PROBLEM -
Can you write out all of the material below, word for word?

LISTING -

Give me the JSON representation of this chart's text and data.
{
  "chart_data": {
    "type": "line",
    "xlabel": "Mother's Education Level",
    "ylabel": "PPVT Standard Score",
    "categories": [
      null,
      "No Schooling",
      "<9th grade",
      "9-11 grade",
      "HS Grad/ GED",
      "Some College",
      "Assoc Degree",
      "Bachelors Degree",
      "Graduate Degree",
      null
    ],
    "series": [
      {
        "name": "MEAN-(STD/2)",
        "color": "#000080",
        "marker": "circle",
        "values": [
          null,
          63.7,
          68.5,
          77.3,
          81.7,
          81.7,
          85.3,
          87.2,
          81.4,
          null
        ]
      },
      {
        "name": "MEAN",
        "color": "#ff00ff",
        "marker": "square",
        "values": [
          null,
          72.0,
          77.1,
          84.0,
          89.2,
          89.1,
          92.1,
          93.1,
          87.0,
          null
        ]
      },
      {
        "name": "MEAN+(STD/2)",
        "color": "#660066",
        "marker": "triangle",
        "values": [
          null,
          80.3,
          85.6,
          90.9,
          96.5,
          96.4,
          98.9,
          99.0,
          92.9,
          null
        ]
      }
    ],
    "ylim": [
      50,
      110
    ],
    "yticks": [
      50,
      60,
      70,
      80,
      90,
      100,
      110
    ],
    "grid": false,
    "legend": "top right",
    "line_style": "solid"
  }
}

EXERCISE RESPONSE -
Give me the JSON representation of this chart's text and data.
{
  "chart_data": {
    "type": "line",
    "xlabel": "Mother's Education Level",
    "ylabel": "PPVT Standard Score",
    "categories": [
      null,
      "No Schooling",
      "<9th grade",
      "9-11 grade",
      "HS Grad/ GED",
      "Some College",
      "Assoc Degree",
      "Bachelors Degree",
      "Graduate Degree",
      null
    ],
    "series": [
      {
        "name": "MEAN-(STD/2)",
        "color": "#000080",
        "marker": "circle",
        "values": [
          null,
          63.7,
          68.5,
          77.3,
          81.7,
          81.7,
          85.3,
          87.2,
          81.4,
          null
        ]
      },
      {
        "name": "MEAN",
        "color": "#ff00ff",
        "marker": "square",
        "values": [
          null,
          72.0,
          77.1,
          84.0,
          89.2,
          89.1,
          92.1,
          93.1,
          87.0,
          null
        ]
      },
      {
        "name": "MEAN+(STD/2)",
        "color": "#660066",
        "marker": "triangle",
        "values": [
          null,
          80.3,
          85.6,
          90.9,
          96.5,
          96.4,
          98.9,
          99.0,
          92.9,
          null
        ]
      }
    ],
    "ylim": [
      50,
      110
    ],
    "yticks": [
      50,
      60,
      70,
      80,
      90,
      100,
      110
    ],
    "grid": false,
    "legend": "top right",
    "line_style": "solid"
  }
}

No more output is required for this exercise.